WHAT THE TASK REQUIRES:
Extract all of the data and reproduce it precisely.

--- INPUT MATERIAL ---

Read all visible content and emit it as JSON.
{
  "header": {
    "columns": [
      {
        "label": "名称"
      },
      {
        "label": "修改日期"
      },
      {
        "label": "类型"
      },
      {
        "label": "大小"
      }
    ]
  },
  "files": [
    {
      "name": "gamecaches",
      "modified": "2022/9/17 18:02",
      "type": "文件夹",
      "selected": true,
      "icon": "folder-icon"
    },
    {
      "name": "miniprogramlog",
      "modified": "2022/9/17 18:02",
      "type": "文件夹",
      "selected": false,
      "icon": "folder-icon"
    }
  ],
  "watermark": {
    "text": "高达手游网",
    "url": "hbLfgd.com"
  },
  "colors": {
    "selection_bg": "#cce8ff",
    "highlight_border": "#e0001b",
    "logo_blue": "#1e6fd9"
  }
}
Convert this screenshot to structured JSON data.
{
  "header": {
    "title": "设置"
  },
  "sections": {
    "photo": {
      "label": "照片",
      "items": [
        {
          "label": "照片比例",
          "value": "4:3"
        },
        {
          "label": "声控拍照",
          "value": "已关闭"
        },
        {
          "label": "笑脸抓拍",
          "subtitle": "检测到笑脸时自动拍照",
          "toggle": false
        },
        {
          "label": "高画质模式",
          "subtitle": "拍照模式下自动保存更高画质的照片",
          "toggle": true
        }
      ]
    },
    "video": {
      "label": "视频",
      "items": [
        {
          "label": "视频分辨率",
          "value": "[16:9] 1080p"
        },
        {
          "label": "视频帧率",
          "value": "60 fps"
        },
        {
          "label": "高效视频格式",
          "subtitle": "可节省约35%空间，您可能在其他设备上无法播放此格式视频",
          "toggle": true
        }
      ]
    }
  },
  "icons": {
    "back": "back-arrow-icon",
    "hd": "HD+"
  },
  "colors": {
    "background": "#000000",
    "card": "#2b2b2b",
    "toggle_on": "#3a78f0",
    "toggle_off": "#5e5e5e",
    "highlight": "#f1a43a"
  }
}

---

CORRECT OUTPUT:
Read all visible content and emit it as JSON.
{
  "header": {
    "columns": [
      {
        "label": "名称"
      },
      {
        "label": "修改日期"
      },
      {
        "label": "类型"
      },
      {
        "label": "大小"
      }
    ]
  },
  "files": [
    {
      "name": "gamecaches",
      "modified": "2022/9/17 18:02",
      "type": "文件夹",
      "selected": true,
      "icon": "folder-icon"
    },
    {
      "name": "miniprogramlog",
      "modified": "2022/9/17 18:02",
      "type": "文件夹",
      "selected": false,
      "icon": "folder-icon"
    }
  ],
  "watermark": {
    "text": "高达手游网",
    "url": "hbLfgd.com"
  },
  "colors": {
    "selection_bg": "#cce8ff",
    "highlight_border": "#e0001b",
    "logo_blue": "#1e6fd9"
  }
}
Convert this screenshot to structured JSON data.
{
  "header": {
    "title": "设置"
  },
  "sections": {
    "photo": {
      "label": "照片",
      "items": [
        {
          "label": "照片比例",
          "value": "4:3"
        },
        {
          "label": "声控拍照",
          "value": "已关闭"
        },
        {
          "label": "笑脸抓拍",
          "subtitle": "检测到笑脸时自动拍照",
          "toggle": false
        },
        {
          "label": "高画质模式",
          "subtitle": "拍照模式下自动保存更高画质的照片",
          "toggle": true
        }
      ]
    },
    "video": {
      "label": "视频",
      "items": [
        {
          "label": "视频分辨率",
          "value": "[16:9] 1080p"
        },
        {
          "label": "视频帧率",
          "value": "60 fps"
        },
        {
          "label": "高效视频格式",
          "subtitle": "可节省约35%空间，您可能在其他设备上无法播放此格式视频",
          "toggle": true
        }
      ]
    }
  },
  "icons": {
    "back": "back-arrow-icon",
    "hd": "HD+"
  },
  "colors": {
    "background": "#000000",
    "card": "#2b2b2b",
    "toggle_on": "#3a78f0",
    "toggle_off": "#5e5e5e",
    "highlight": "#f1a43a"
  }
}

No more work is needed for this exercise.